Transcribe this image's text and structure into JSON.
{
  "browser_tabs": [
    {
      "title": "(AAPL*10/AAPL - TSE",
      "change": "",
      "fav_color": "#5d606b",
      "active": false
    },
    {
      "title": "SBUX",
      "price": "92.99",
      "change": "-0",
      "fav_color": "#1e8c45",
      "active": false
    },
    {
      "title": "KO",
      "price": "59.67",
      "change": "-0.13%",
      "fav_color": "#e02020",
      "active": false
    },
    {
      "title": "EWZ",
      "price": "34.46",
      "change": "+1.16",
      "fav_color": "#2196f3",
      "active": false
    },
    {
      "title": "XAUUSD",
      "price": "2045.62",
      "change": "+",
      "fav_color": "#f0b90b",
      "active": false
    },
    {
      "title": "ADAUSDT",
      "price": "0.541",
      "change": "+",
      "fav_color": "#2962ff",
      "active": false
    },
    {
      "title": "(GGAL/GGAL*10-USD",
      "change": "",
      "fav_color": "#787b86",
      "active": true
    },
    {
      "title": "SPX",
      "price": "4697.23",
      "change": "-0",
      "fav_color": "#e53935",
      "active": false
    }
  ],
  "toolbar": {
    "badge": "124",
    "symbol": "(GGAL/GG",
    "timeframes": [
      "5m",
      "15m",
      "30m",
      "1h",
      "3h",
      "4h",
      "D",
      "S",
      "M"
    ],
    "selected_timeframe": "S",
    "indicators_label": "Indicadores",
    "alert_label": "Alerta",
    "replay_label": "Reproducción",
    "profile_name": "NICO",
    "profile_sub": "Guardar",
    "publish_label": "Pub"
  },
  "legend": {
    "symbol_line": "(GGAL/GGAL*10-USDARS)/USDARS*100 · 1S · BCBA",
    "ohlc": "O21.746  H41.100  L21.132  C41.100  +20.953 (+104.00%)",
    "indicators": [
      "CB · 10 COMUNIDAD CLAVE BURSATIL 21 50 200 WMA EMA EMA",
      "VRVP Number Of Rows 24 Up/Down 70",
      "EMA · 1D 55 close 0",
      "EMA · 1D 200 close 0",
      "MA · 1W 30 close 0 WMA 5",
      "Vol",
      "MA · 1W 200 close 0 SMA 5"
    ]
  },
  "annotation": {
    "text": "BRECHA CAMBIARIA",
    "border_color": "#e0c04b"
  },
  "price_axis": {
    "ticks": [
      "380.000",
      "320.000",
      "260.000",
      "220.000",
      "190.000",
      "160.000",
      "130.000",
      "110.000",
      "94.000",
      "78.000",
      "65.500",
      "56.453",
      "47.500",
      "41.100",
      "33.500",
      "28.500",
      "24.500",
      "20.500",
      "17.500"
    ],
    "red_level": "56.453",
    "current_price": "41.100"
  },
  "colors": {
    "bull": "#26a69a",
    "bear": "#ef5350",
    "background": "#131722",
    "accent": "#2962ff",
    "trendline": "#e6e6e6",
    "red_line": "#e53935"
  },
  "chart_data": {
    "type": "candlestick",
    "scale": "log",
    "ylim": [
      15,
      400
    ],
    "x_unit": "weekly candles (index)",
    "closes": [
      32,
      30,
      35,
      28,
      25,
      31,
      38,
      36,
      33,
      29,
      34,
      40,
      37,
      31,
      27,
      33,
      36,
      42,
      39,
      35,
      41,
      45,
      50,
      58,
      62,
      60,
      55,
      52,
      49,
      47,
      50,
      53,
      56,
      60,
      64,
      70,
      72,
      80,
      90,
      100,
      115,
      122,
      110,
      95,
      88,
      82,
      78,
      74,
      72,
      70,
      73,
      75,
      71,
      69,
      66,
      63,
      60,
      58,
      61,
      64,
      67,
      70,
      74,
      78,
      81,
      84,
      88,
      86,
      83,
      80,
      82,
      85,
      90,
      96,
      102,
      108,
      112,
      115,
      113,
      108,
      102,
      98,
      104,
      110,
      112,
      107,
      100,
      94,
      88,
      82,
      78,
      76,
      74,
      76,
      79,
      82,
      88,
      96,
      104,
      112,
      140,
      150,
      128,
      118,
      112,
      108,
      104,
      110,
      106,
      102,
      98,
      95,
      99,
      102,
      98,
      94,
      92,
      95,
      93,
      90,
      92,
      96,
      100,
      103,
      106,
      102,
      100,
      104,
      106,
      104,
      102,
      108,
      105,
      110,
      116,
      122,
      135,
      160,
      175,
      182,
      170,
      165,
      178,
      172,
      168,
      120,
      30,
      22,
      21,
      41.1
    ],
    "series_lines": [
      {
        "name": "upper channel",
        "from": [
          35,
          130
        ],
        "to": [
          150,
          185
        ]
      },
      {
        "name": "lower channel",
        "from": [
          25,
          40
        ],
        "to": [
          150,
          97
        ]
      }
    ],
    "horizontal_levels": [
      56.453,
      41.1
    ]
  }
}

▸ Written exercise
Collect every line above that contains the word "title".

▸ Solution below
      "title": "(AAPL*10/AAPL - TSE",
      "title": "SBUX",
      "title": "KO",
      "title": "EWZ",
      "title": "XAUUSD",
      "title": "ADAUSDT",
      "title": "(GGAL/GGAL*10-USD",
      "title": "SPX",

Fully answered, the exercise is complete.